··· EXTRACTED INFORMATION ···
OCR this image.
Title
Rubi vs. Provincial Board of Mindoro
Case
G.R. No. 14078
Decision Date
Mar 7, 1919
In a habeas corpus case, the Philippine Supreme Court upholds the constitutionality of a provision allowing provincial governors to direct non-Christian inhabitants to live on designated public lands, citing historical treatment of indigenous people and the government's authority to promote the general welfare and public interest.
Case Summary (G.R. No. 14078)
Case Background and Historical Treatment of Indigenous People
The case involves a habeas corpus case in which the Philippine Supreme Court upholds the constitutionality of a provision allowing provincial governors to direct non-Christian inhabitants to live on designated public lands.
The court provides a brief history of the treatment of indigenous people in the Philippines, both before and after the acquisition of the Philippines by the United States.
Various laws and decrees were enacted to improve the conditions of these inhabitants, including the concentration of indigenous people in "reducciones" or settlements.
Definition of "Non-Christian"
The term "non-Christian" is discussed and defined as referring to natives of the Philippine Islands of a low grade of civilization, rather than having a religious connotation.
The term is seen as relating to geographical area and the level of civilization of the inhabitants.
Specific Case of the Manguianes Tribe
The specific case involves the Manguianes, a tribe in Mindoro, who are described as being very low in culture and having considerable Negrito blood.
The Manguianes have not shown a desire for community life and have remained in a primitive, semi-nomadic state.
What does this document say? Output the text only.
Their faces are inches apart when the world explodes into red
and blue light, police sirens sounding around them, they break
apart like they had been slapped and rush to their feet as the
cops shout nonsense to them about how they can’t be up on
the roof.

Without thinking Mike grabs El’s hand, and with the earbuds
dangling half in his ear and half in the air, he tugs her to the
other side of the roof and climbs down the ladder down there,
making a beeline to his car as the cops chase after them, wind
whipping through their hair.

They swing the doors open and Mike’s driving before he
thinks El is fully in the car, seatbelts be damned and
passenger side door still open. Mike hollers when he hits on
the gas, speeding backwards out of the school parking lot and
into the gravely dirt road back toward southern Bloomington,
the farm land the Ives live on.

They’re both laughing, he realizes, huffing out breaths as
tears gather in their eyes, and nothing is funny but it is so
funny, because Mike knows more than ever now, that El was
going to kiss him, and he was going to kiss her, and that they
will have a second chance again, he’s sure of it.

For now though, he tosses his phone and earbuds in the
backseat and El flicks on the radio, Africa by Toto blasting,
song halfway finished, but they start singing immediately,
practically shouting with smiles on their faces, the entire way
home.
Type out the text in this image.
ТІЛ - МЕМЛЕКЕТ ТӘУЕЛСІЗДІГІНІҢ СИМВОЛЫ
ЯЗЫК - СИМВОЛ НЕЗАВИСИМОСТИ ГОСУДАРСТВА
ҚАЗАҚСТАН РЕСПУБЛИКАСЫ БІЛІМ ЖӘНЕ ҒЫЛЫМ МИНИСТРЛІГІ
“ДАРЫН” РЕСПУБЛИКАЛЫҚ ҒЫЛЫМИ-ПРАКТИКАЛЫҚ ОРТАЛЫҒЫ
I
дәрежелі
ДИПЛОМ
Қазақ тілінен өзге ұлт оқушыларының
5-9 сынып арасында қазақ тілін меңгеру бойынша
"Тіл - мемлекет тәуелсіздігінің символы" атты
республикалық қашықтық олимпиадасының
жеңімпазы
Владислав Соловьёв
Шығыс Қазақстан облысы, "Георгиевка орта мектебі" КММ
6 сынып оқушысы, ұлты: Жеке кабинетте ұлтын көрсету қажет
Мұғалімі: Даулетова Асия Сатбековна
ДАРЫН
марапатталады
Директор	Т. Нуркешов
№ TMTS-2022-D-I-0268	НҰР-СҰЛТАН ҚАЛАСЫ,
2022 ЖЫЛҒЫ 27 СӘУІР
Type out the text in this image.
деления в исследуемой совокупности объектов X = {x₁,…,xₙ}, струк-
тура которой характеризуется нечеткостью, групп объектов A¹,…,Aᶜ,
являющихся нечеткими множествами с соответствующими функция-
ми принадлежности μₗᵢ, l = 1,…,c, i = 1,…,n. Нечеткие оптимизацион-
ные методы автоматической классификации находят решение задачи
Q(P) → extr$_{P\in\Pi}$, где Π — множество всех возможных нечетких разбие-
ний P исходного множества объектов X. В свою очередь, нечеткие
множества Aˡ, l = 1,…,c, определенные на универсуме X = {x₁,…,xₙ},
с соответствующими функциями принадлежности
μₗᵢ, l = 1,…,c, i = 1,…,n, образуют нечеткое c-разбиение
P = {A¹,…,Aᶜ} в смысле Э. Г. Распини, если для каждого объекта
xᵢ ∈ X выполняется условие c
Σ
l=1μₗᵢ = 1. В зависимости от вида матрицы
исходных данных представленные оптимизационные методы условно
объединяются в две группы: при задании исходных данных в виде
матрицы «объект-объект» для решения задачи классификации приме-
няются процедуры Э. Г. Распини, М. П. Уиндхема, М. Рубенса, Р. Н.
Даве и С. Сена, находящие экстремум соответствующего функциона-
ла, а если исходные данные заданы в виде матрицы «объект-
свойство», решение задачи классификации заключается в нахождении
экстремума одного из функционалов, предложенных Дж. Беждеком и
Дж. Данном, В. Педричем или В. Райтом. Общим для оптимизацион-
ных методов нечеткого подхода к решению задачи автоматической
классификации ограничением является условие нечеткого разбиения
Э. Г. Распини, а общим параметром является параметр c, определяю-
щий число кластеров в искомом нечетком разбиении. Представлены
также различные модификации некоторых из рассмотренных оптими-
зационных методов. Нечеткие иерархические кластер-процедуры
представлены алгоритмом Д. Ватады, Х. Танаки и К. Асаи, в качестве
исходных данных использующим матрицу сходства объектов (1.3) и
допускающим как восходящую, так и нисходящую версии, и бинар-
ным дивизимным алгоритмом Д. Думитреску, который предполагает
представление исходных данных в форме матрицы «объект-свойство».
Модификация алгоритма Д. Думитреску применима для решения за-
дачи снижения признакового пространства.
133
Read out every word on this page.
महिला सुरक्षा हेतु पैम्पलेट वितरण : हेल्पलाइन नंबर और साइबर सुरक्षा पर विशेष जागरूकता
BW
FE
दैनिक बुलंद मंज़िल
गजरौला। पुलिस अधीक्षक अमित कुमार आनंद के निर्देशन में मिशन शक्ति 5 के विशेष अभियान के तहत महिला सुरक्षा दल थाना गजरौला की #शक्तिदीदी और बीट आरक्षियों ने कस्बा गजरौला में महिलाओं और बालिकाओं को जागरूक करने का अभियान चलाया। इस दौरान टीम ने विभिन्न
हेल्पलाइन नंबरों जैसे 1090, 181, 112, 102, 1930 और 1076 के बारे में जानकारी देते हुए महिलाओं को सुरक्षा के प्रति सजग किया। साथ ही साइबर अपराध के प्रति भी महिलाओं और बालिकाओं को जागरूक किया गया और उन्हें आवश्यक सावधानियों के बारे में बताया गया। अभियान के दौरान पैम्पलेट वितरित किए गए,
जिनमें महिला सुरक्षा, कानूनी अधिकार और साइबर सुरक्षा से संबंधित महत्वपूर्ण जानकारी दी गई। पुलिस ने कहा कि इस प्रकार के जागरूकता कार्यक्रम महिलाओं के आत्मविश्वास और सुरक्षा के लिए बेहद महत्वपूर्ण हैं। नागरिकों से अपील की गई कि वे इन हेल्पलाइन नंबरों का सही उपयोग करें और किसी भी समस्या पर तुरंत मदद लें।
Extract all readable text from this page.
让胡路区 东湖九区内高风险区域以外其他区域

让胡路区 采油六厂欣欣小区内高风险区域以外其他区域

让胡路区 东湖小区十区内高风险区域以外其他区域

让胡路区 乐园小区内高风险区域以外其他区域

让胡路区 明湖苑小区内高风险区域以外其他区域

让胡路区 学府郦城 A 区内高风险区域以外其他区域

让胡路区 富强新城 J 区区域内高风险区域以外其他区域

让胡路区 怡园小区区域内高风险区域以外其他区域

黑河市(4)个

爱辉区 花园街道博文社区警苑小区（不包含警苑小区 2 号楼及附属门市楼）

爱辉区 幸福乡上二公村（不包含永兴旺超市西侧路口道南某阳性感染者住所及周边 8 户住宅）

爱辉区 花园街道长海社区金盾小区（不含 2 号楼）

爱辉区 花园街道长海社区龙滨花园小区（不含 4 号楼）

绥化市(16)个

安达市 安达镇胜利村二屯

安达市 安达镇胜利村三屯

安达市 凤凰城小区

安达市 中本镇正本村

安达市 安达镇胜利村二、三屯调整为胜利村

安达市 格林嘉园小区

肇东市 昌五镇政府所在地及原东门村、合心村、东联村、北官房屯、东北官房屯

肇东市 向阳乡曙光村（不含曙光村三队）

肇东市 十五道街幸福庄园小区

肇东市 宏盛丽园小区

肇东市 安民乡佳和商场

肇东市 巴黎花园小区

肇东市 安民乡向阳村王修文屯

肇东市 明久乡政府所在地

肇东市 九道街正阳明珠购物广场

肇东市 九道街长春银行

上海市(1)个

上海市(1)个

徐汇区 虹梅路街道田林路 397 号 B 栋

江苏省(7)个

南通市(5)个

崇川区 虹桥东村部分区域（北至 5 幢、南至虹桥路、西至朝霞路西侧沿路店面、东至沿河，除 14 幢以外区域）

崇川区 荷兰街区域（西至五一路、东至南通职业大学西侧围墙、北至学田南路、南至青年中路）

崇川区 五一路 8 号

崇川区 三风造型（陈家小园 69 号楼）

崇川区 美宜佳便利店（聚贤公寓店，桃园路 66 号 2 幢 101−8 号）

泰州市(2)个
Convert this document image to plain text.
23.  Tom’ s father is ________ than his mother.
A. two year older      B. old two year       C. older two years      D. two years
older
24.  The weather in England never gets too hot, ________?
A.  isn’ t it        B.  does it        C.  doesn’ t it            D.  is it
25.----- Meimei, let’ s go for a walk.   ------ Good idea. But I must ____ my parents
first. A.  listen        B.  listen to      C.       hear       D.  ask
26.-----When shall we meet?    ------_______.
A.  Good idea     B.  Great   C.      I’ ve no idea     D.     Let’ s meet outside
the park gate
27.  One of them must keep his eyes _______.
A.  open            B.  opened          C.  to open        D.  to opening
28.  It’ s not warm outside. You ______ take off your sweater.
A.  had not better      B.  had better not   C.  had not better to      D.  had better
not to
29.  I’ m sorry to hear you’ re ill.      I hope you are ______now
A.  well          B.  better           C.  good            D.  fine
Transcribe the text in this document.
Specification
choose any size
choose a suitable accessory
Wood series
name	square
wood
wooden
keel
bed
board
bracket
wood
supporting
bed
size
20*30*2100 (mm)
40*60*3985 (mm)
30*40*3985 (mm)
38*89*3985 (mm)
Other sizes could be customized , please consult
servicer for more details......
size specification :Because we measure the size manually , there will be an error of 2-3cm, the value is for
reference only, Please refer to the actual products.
···
**THE TASK:**
Find every line that holds "than" and copy it.

**RESPONSE TO THE EXERCISE:**
The term "non-Christian" is discussed and defined as referring to natives of the Philippine Islands of a low grade of civilization, rather than having a religious connotation.
funny, because Mike knows more than ever now, that El was
23.  Tom’ s father is ________ than his mother.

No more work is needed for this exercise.